*Short problem:* Print the listing below exactly.

*Extracted material:*
**********

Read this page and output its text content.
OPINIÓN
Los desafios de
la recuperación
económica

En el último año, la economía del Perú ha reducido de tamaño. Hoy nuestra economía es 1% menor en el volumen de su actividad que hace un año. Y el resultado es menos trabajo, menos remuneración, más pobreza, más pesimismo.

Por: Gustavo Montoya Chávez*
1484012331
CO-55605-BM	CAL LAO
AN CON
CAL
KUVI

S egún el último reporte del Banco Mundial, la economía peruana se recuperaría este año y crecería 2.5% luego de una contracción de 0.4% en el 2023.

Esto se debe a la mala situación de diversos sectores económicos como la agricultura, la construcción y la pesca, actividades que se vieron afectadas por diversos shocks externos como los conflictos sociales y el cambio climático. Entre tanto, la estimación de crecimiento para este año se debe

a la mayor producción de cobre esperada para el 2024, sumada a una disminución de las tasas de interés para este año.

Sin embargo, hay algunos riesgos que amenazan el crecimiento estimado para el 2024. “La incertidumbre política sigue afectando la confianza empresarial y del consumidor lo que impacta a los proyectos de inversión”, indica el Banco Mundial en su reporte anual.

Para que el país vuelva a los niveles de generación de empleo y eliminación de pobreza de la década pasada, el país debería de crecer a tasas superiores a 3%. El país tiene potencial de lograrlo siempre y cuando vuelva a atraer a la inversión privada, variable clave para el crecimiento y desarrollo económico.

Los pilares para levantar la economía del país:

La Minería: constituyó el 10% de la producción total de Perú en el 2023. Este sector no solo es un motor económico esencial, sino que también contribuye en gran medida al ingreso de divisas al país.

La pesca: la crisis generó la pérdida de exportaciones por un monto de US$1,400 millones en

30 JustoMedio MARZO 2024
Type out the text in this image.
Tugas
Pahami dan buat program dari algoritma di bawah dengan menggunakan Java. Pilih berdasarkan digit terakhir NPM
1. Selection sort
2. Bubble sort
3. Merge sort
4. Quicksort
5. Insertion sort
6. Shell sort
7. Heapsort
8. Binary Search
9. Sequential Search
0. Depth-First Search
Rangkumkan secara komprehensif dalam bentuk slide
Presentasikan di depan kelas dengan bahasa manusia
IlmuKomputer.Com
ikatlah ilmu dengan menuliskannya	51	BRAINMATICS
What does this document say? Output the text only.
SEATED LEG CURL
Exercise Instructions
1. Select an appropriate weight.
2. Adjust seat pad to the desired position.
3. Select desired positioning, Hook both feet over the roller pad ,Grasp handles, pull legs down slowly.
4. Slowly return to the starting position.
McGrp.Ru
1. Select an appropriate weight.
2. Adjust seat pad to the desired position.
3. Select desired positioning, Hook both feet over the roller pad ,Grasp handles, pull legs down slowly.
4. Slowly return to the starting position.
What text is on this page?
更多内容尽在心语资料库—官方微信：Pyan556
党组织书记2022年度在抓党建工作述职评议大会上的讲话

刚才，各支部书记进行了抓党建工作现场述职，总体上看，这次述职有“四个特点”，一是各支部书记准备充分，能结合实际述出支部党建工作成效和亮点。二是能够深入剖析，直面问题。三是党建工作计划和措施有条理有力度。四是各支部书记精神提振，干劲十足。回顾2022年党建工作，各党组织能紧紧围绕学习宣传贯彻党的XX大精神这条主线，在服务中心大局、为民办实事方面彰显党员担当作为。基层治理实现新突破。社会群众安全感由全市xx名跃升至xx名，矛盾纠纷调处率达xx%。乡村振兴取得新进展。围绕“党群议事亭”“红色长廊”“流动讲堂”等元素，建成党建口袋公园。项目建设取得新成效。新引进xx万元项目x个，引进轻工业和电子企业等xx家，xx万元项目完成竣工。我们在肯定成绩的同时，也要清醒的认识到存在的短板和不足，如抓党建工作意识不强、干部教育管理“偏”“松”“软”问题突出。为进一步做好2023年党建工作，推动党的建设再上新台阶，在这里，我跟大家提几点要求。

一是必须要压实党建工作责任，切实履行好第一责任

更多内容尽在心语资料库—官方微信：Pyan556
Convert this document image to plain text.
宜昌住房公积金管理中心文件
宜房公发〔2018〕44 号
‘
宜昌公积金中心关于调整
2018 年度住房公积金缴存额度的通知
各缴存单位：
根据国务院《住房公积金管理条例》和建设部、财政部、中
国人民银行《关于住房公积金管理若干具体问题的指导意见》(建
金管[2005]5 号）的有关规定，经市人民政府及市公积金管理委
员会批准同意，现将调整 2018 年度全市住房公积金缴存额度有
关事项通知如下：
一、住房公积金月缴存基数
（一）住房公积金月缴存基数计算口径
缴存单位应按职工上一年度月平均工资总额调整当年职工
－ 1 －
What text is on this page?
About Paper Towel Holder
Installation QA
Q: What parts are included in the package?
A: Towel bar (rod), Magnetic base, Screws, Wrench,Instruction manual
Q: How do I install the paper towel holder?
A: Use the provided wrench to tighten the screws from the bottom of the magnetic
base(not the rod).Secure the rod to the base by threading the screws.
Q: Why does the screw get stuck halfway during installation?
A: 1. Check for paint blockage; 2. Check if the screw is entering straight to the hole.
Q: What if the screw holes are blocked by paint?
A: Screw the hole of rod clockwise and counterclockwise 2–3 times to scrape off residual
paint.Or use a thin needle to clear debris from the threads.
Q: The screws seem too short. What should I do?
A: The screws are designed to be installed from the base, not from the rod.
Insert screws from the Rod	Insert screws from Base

**********

*Task response:*
Read this page and output its text content.
OPINIÓN
Los desafios de
la recuperación
económica

En el último año, la economía del Perú ha reducido de tamaño. Hoy nuestra economía es 1% menor en el volumen de su actividad que hace un año. Y el resultado es menos trabajo, menos remuneración, más pobreza, más pesimismo.

Por: Gustavo Montoya Chávez*
1484012331
CO-55605-BM	CAL LAO
AN CON
CAL
KUVI

S egún el último reporte del Banco Mundial, la economía peruana se recuperaría este año y crecería 2.5% luego de una contracción de 0.4% en el 2023.

Esto se debe a la mala situación de diversos sectores económicos como la agricultura, la construcción y la pesca, actividades que se vieron afectadas por diversos shocks externos como los conflictos sociales y el cambio climático. Entre tanto, la estimación de crecimiento para este año se debe

a la mayor producción de cobre esperada para el 2024, sumada a una disminución de las tasas de interés para este año.

Sin embargo, hay algunos riesgos que amenazan el crecimiento estimado para el 2024. “La incertidumbre política sigue afectando la confianza empresarial y del consumidor lo que impacta a los proyectos de inversión”, indica el Banco Mundial en su reporte anual.

Para que el país vuelva a los niveles de generación de empleo y eliminación de pobreza de la década pasada, el país debería de crecer a tasas superiores a 3%. El país tiene potencial de lograrlo siempre y cuando vuelva a atraer a la inversión privada, variable clave para el crecimiento y desarrollo económico.

Los pilares para levantar la economía del país:

La Minería: constituyó el 10% de la producción total de Perú en el 2023. Este sector no solo es un motor económico esencial, sino que también contribuye en gran medida al ingreso de divisas al país.

La pesca: la crisis generó la pérdida de exportaciones por un monto de US$1,400 millones en

30 JustoMedio MARZO 2024
Type out the text in this image.
Tugas
Pahami dan buat program dari algoritma di bawah dengan menggunakan Java. Pilih berdasarkan digit terakhir NPM
1. Selection sort
2. Bubble sort
3. Merge sort
4. Quicksort
5. Insertion sort
6. Shell sort
7. Heapsort
8. Binary Search
9. Sequential Search
0. Depth-First Search
Rangkumkan secara komprehensif dalam bentuk slide
Presentasikan di depan kelas dengan bahasa manusia
IlmuKomputer.Com
ikatlah ilmu dengan menuliskannya	51	BRAINMATICS
What does this document say? Output the text only.
SEATED LEG CURL
Exercise Instructions
1. Select an appropriate weight.
2. Adjust seat pad to the desired position.
3. Select desired positioning, Hook both feet over the roller pad ,Grasp handles, pull legs down slowly.
4. Slowly return to the starting position.
McGrp.Ru
1. Select an appropriate weight.
2. Adjust seat pad to the desired position.
3. Select desired positioning, Hook both feet over the roller pad ,Grasp handles, pull legs down slowly.
4. Slowly return to the starting position.
What text is on this page?
更多内容尽在心语资料库—官方微信：Pyan556
党组织书记2022年度在抓党建工作述职评议大会上的讲话

刚才，各支部书记进行了抓党建工作现场述职，总体上看，这次述职有“四个特点”，一是各支部书记准备充分，能结合实际述出支部党建工作成效和亮点。二是能够深入剖析，直面问题。三是党建工作计划和措施有条理有力度。四是各支部书记精神提振，干劲十足。回顾2022年党建工作，各党组织能紧紧围绕学习宣传贯彻党的XX大精神这条主线，在服务中心大局、为民办实事方面彰显党员担当作为。基层治理实现新突破。社会群众安全感由全市xx名跃升至xx名，矛盾纠纷调处率达xx%。乡村振兴取得新进展。围绕“党群议事亭”“红色长廊”“流动讲堂”等元素，建成党建口袋公园。项目建设取得新成效。新引进xx万元项目x个，引进轻工业和电子企业等xx家，xx万元项目完成竣工。我们在肯定成绩的同时，也要清醒的认识到存在的短板和不足，如抓党建工作意识不强、干部教育管理“偏”“松”“软”问题突出。为进一步做好2023年党建工作，推动党的建设再上新台阶，在这里，我跟大家提几点要求。

一是必须要压实党建工作责任，切实履行好第一责任

更多内容尽在心语资料库—官方微信：Pyan556
Convert this document image to plain text.
宜昌住房公积金管理中心文件
宜房公发〔2018〕44 号
‘
宜昌公积金中心关于调整
2018 年度住房公积金缴存额度的通知
各缴存单位：
根据国务院《住房公积金管理条例》和建设部、财政部、中
国人民银行《关于住房公积金管理若干具体问题的指导意见》(建
金管[2005]5 号）的有关规定，经市人民政府及市公积金管理委
员会批准同意，现将调整 2018 年度全市住房公积金缴存额度有
关事项通知如下：
一、住房公积金月缴存基数
（一）住房公积金月缴存基数计算口径
缴存单位应按职工上一年度月平均工资总额调整当年职工
－ 1 －
What text is on this page?
About Paper Towel Holder
Installation QA
Q: What parts are included in the package?
A: Towel bar (rod), Magnetic base, Screws, Wrench,Instruction manual
Q: How do I install the paper towel holder?
A: Use the provided wrench to tighten the screws from the bottom of the magnetic
base(not the rod).Secure the rod to the base by threading the screws.
Q: Why does the screw get stuck halfway during installation?
A: 1. Check for paint blockage; 2. Check if the screw is entering straight to the hole.
Q: What if the screw holes are blocked by paint?
A: Screw the hole of rod clockwise and counterclockwise 2–3 times to scrape off residual
paint.Or use a thin needle to clear debris from the threads.
Q: The screws seem too short. What should I do?
A: The screws are designed to be installed from the base, not from the rod.
Insert screws from the Rod	Insert screws from Base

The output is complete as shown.